### [Request]
Pull out every line with the word "which" from the entries below.

### [Provided data]
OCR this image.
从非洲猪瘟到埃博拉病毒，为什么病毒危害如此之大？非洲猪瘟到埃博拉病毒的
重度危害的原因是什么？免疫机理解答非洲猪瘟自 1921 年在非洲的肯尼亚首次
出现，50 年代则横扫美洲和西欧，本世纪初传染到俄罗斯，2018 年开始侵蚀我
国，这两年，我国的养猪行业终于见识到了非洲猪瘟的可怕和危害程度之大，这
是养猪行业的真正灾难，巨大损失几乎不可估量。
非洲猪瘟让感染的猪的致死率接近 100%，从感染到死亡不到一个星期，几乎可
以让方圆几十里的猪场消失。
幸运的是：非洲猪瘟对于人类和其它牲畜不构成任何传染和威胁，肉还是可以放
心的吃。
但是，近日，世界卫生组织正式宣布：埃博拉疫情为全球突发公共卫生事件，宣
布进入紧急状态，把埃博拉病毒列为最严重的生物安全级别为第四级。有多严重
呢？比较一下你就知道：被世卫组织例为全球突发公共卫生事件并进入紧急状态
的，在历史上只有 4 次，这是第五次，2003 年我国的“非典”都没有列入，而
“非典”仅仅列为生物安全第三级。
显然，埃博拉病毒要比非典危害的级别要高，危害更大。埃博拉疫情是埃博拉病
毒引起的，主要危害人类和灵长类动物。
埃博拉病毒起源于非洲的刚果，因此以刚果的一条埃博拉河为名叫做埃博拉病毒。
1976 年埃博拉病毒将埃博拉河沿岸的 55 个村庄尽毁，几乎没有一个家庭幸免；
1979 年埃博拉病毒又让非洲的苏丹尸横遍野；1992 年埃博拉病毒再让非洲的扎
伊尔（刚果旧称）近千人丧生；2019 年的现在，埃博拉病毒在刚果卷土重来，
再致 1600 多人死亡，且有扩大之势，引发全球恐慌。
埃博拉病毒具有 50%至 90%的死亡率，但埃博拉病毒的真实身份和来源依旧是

--

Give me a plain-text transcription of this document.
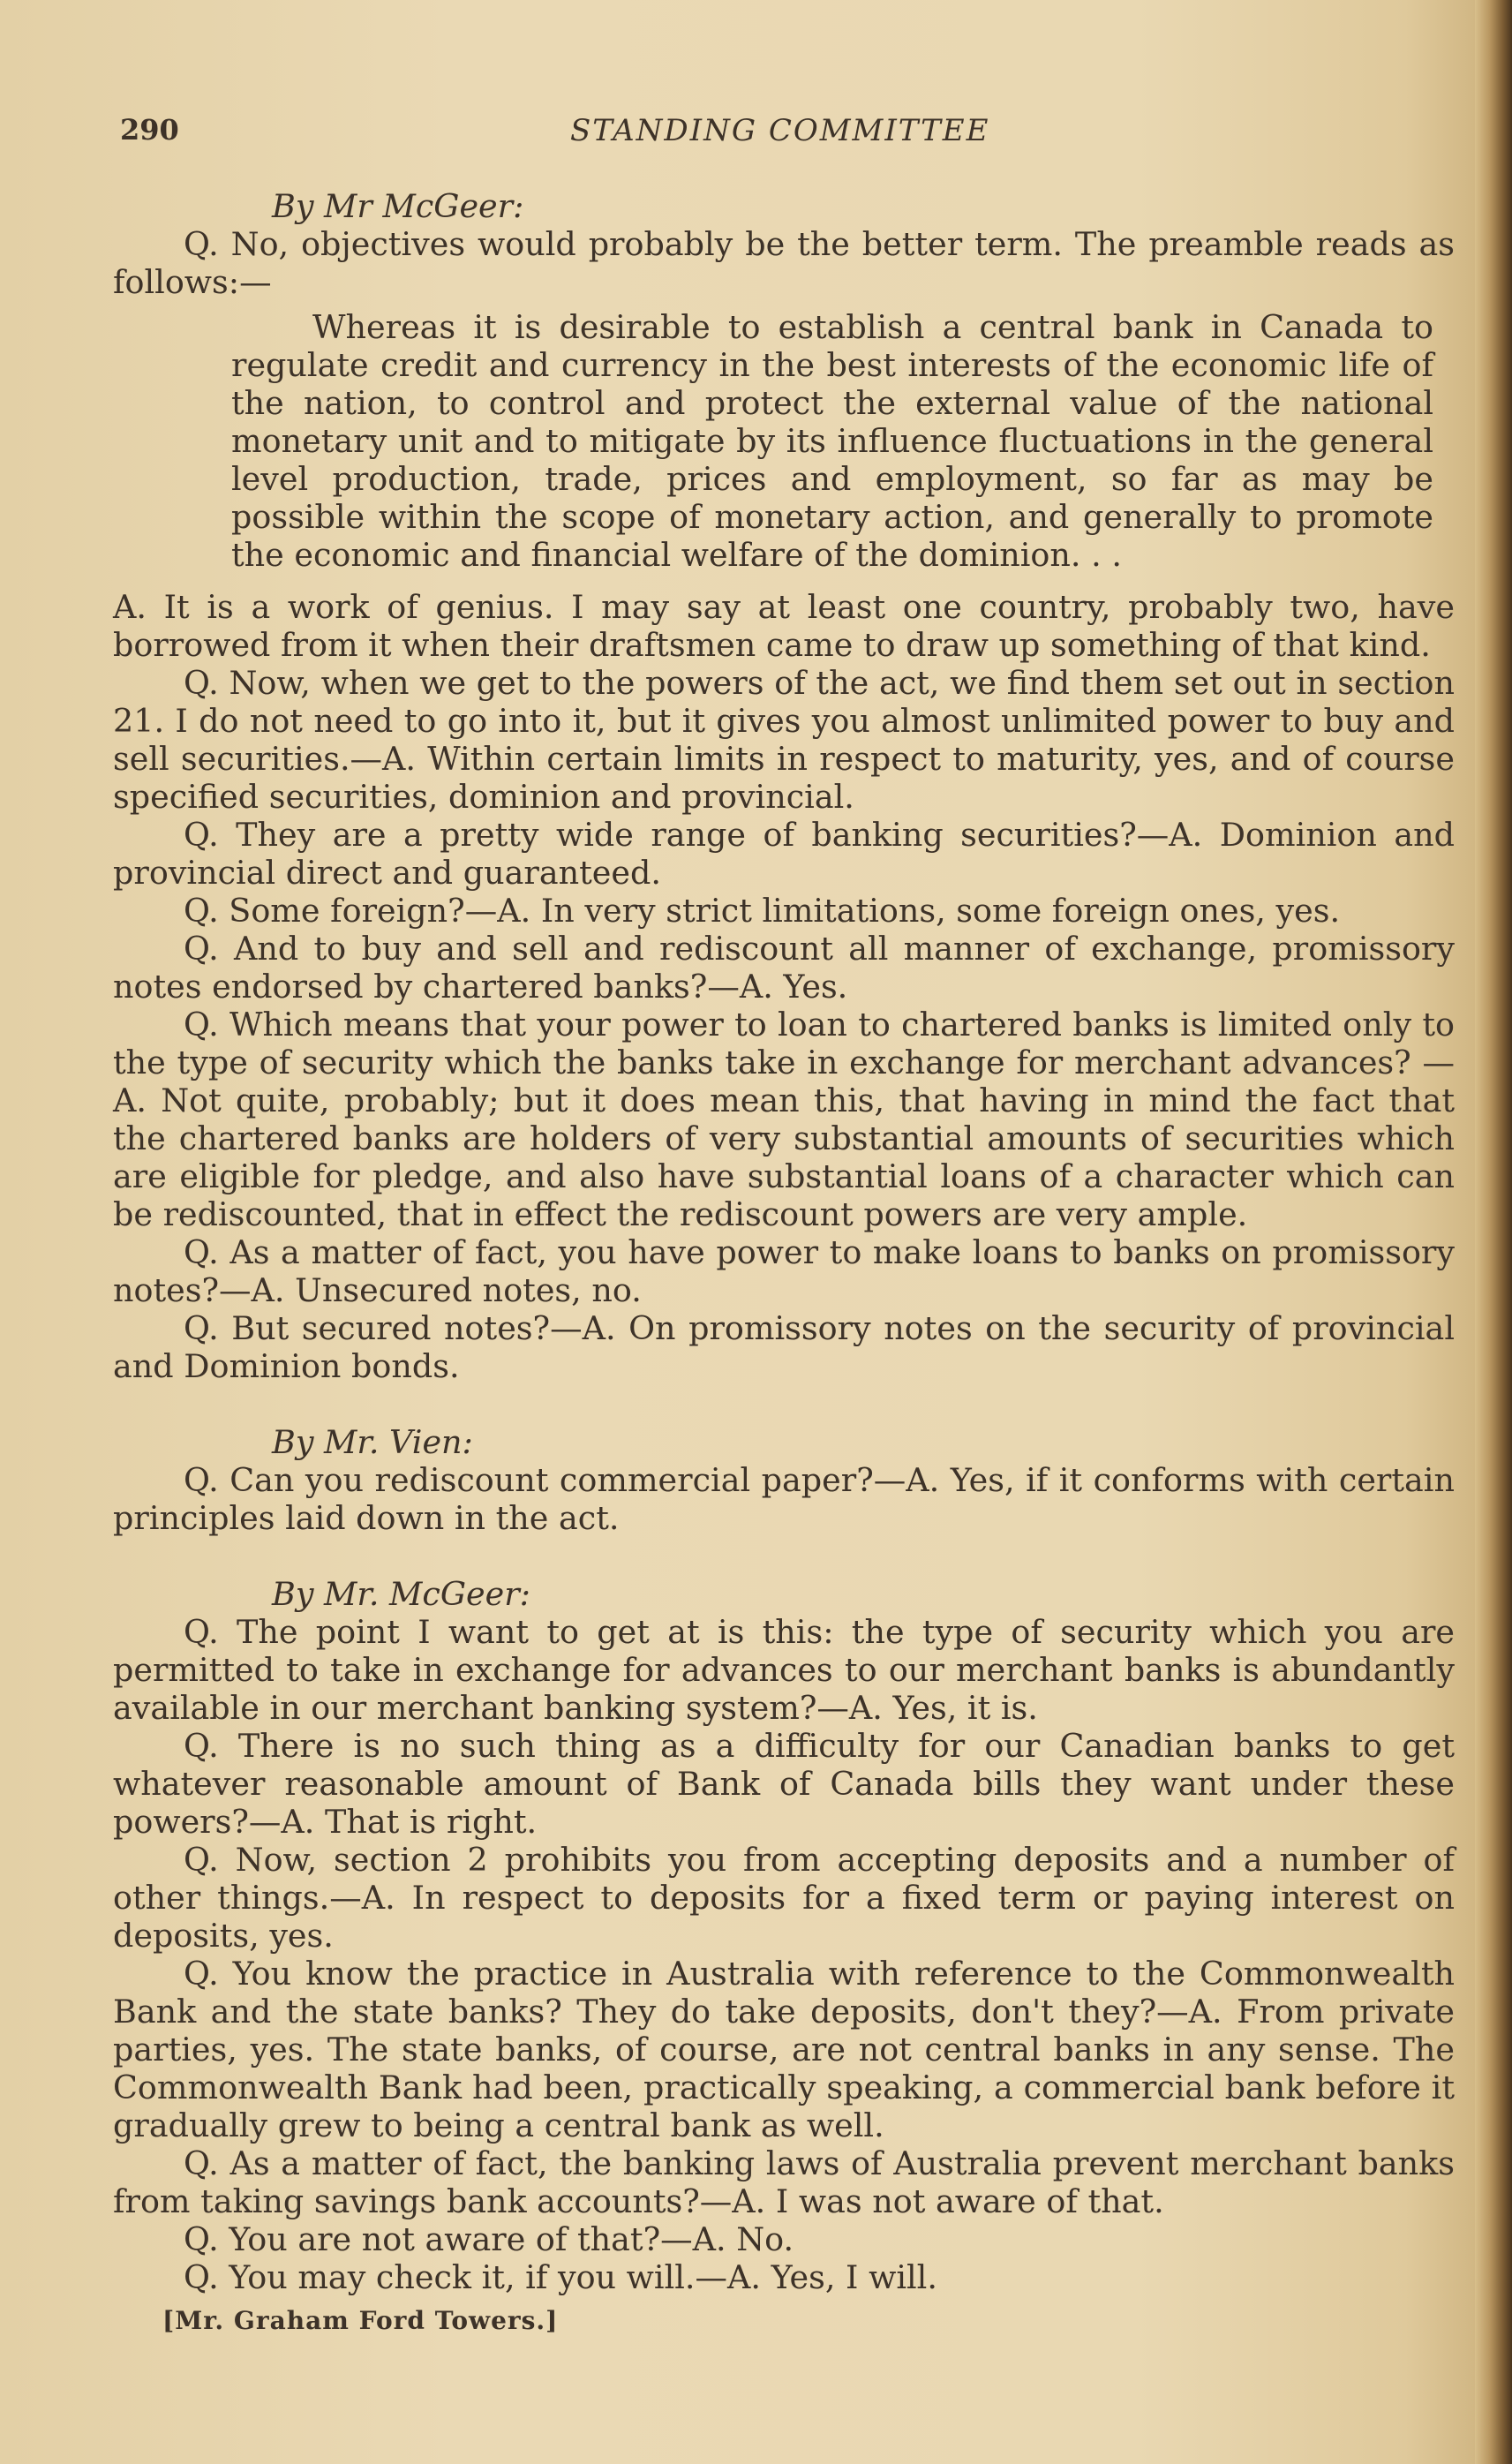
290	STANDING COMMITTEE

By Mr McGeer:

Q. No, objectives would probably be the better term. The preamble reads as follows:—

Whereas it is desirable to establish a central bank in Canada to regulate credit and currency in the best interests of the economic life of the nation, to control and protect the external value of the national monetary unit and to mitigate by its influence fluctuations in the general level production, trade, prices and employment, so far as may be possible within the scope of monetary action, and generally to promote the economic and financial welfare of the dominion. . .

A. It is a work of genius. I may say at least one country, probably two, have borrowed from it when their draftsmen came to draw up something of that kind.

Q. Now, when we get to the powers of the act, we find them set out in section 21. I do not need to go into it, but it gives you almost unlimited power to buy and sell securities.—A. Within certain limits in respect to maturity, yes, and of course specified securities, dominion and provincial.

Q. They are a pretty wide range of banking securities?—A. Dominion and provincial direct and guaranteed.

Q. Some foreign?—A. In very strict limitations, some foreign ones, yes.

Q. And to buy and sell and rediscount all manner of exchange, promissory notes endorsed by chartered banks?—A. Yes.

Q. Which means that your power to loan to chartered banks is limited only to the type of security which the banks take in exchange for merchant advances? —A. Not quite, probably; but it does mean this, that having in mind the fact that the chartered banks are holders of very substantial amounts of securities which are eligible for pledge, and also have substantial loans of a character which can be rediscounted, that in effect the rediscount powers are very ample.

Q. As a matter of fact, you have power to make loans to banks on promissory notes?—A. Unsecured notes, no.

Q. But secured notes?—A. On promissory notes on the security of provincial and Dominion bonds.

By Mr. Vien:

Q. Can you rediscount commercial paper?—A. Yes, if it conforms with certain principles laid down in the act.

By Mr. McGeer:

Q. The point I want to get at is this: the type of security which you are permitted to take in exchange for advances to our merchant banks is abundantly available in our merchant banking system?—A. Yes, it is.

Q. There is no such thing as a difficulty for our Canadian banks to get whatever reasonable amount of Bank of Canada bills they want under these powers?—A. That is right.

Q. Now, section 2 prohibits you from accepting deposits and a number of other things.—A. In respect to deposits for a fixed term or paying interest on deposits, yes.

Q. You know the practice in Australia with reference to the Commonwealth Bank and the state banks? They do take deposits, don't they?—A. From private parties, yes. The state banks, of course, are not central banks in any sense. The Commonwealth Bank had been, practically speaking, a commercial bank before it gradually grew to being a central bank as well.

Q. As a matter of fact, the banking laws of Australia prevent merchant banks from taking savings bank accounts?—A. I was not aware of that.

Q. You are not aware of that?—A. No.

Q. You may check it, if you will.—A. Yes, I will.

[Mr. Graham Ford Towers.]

### [Solution to the exercise]
Q. Which means that your power to loan to chartered banks is limited only to the type of security which the banks take in exchange for merchant advances? —A. Not quite, probably; but it does mean this, that having in mind the fact that the chartered banks are holders of very substantial amounts of securities which are eligible for pledge, and also have substantial loans of a character which can be rediscounted, that in effect the rediscount powers are very ample.
Q. The point I want to get at is this: the type of security which you are permitted to take in exchange for advances to our merchant banks is abundantly available in our merchant banking system?—A. Yes, it is.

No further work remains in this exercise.